Stored records
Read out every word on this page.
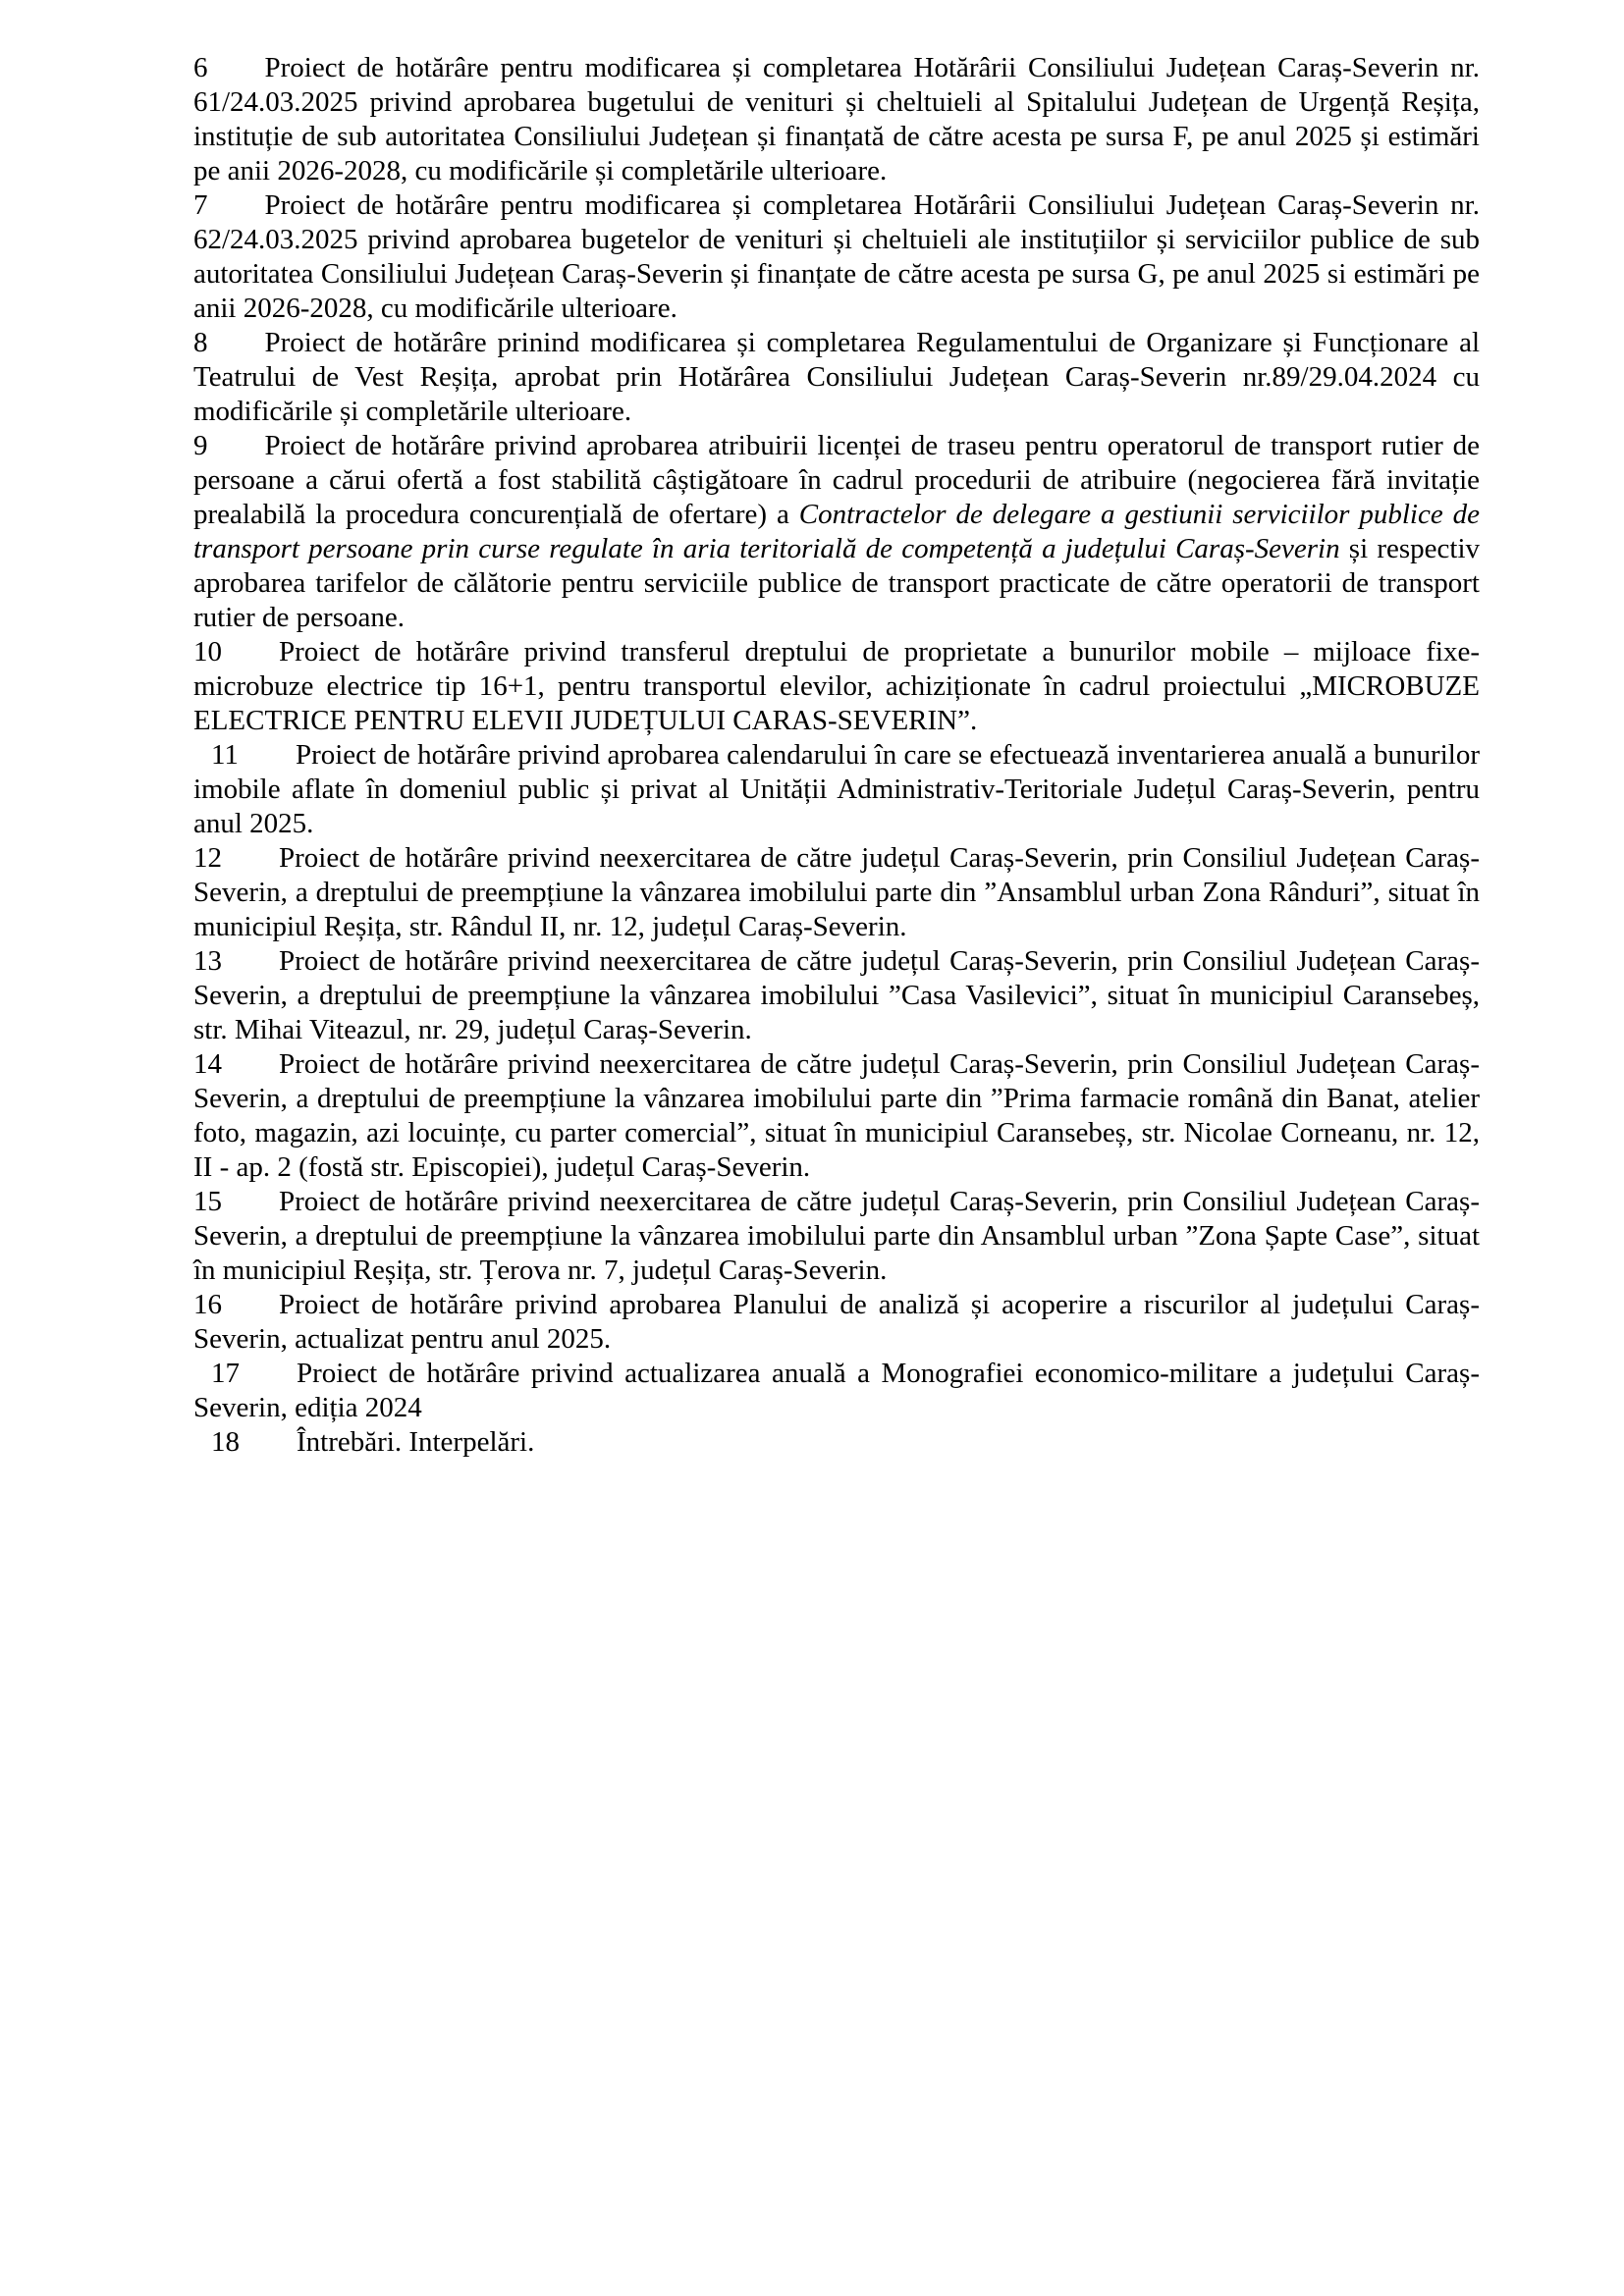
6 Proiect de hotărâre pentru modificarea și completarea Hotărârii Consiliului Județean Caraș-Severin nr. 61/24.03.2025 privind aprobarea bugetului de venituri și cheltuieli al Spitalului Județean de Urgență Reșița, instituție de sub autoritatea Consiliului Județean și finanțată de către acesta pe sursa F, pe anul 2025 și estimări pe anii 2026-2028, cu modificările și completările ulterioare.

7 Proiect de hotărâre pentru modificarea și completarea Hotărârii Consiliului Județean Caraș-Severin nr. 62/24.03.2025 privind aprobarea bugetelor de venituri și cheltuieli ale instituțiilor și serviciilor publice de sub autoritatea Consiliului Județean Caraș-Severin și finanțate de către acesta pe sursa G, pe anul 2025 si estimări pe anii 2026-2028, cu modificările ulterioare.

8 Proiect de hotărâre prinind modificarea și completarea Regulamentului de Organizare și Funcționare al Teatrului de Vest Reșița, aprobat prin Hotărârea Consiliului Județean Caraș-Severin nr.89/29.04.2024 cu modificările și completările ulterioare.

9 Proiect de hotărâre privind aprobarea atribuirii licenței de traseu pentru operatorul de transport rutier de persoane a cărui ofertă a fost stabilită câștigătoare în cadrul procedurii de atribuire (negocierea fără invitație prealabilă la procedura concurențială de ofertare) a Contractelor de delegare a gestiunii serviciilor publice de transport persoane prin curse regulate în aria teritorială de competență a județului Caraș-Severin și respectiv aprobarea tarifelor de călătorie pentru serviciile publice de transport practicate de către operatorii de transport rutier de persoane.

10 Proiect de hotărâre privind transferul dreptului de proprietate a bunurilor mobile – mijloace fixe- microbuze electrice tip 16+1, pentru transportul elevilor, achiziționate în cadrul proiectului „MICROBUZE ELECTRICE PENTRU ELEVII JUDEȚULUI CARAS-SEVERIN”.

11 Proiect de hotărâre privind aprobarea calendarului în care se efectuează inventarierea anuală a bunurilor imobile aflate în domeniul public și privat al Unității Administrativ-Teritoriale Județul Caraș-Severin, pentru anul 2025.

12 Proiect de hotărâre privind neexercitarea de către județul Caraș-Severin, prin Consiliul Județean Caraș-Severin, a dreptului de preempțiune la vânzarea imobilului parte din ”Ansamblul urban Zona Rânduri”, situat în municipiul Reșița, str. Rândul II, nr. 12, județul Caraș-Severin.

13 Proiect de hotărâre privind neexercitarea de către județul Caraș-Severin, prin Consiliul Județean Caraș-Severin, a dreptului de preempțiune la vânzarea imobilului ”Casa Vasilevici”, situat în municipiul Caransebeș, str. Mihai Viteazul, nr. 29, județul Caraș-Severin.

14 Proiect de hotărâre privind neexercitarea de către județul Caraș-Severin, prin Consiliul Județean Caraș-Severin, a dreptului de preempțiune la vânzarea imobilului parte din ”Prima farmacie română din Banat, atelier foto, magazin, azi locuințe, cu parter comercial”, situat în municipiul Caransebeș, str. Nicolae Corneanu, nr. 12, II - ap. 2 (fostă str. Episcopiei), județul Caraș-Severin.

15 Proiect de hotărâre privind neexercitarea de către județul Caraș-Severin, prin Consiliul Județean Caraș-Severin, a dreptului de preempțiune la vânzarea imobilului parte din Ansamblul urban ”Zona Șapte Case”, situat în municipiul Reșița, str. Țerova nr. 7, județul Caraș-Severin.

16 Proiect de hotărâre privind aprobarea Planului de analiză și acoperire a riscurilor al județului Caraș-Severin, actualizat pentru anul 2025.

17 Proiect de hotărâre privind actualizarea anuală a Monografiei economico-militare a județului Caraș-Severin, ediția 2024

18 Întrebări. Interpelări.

...

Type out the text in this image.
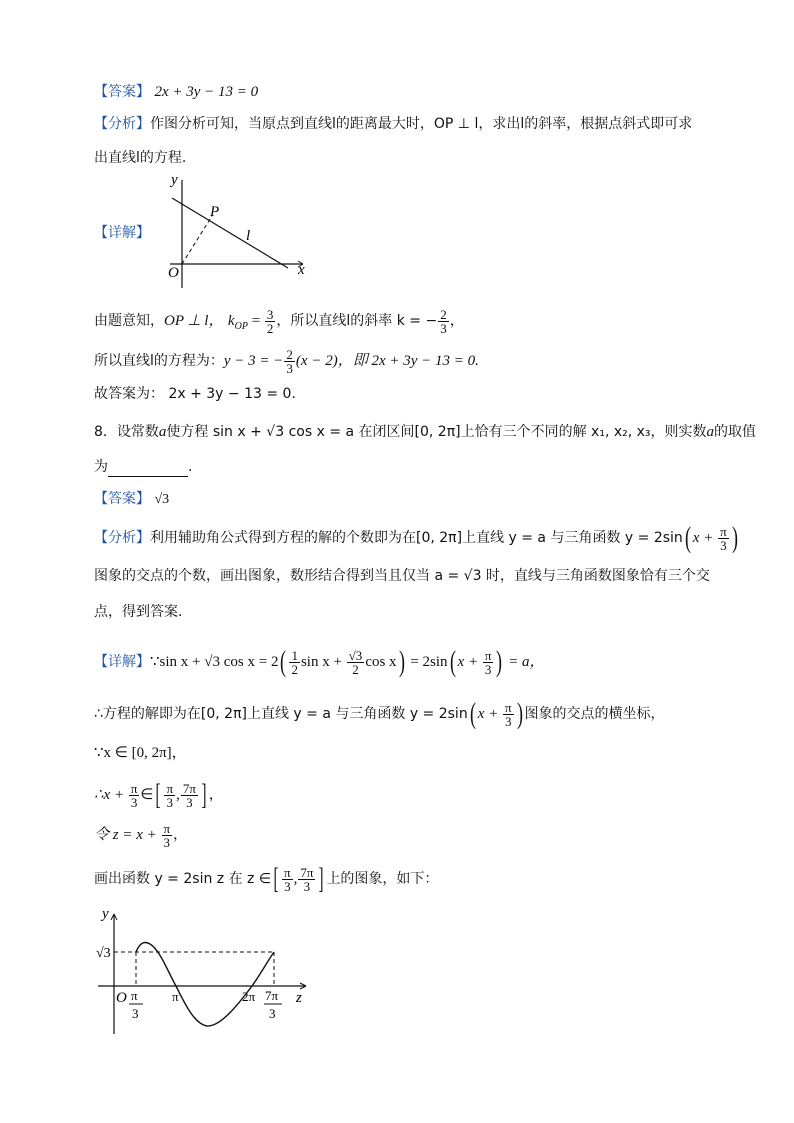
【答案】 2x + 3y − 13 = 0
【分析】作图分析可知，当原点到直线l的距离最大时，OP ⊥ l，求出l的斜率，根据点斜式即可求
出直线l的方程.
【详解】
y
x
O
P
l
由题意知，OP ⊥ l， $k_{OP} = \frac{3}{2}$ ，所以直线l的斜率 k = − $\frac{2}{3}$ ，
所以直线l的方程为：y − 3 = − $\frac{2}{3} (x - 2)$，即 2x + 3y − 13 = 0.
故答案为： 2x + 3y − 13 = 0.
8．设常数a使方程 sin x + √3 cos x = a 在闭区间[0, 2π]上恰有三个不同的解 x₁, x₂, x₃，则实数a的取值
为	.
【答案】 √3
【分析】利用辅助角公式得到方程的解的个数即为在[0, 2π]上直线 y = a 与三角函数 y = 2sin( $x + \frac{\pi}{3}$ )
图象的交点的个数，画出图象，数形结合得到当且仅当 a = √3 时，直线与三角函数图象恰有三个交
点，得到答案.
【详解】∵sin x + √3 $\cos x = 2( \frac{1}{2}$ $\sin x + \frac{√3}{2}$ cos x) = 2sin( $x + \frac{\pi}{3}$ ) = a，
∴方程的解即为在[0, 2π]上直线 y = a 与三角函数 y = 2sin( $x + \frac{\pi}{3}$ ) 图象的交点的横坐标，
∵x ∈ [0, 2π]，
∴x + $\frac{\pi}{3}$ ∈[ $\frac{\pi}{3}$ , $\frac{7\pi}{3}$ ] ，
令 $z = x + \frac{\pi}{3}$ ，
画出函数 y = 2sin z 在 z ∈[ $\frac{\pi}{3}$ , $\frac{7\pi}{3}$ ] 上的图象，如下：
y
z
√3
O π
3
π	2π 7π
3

---

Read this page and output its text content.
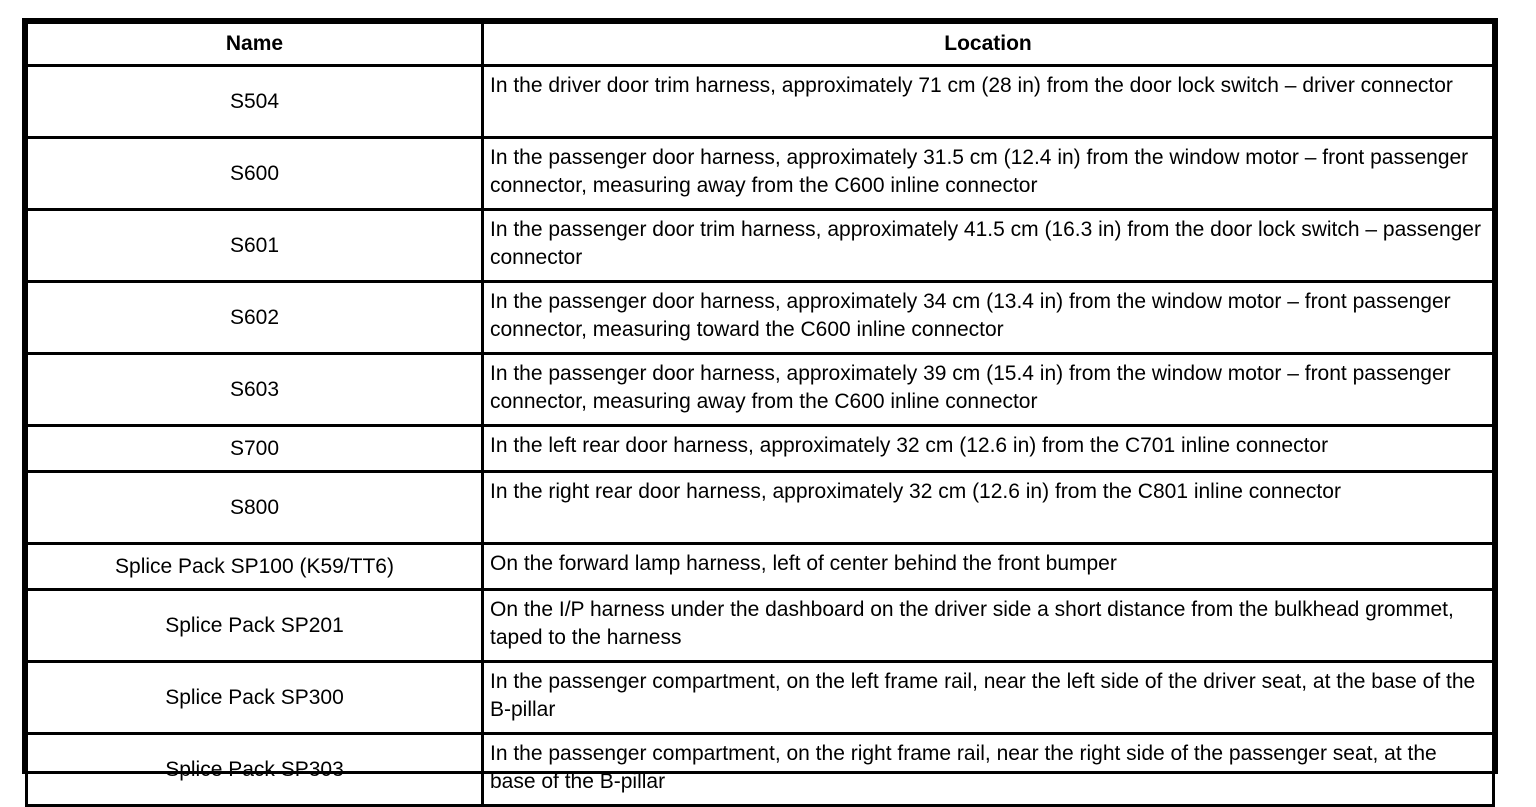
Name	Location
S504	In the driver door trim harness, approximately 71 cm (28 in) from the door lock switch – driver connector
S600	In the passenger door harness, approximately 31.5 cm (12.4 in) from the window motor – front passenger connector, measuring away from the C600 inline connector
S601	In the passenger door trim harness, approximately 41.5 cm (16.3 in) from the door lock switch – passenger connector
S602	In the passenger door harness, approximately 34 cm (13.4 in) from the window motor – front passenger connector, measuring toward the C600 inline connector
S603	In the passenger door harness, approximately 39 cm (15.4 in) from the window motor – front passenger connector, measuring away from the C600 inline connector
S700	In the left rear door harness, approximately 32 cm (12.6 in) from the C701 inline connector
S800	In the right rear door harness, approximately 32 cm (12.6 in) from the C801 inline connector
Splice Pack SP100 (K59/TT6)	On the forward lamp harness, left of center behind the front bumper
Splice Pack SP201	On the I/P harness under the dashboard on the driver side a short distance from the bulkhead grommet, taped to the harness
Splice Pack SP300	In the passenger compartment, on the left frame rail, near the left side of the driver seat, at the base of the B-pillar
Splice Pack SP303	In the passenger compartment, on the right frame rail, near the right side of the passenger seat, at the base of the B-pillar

## WHAT YOU ARE ASKED TO DO:
Copy every line in the listing above where the string "anii" turns up.

## EXERCISE SOLUTION:
6 Proiect de hotărâre pentru modificarea și completarea Hotărârii Consiliului Județean Caraș-Severin nr. 61/24.03.2025 privind aprobarea bugetului de venituri și cheltuieli al Spitalului Județean de Urgență Reșița, instituție de sub autoritatea Consiliului Județean și finanțată de către acesta pe sursa F, pe anul 2025 și estimări pe anii 2026-2028, cu modificările și completările ulterioare.
7 Proiect de hotărâre pentru modificarea și completarea Hotărârii Consiliului Județean Caraș-Severin nr. 62/24.03.2025 privind aprobarea bugetelor de venituri și cheltuieli ale instituțiilor și serviciilor publice de sub autoritatea Consiliului Județean Caraș-Severin și finanțate de către acesta pe sursa G, pe anul 2025 si estimări pe anii 2026-2028, cu modificările ulterioare.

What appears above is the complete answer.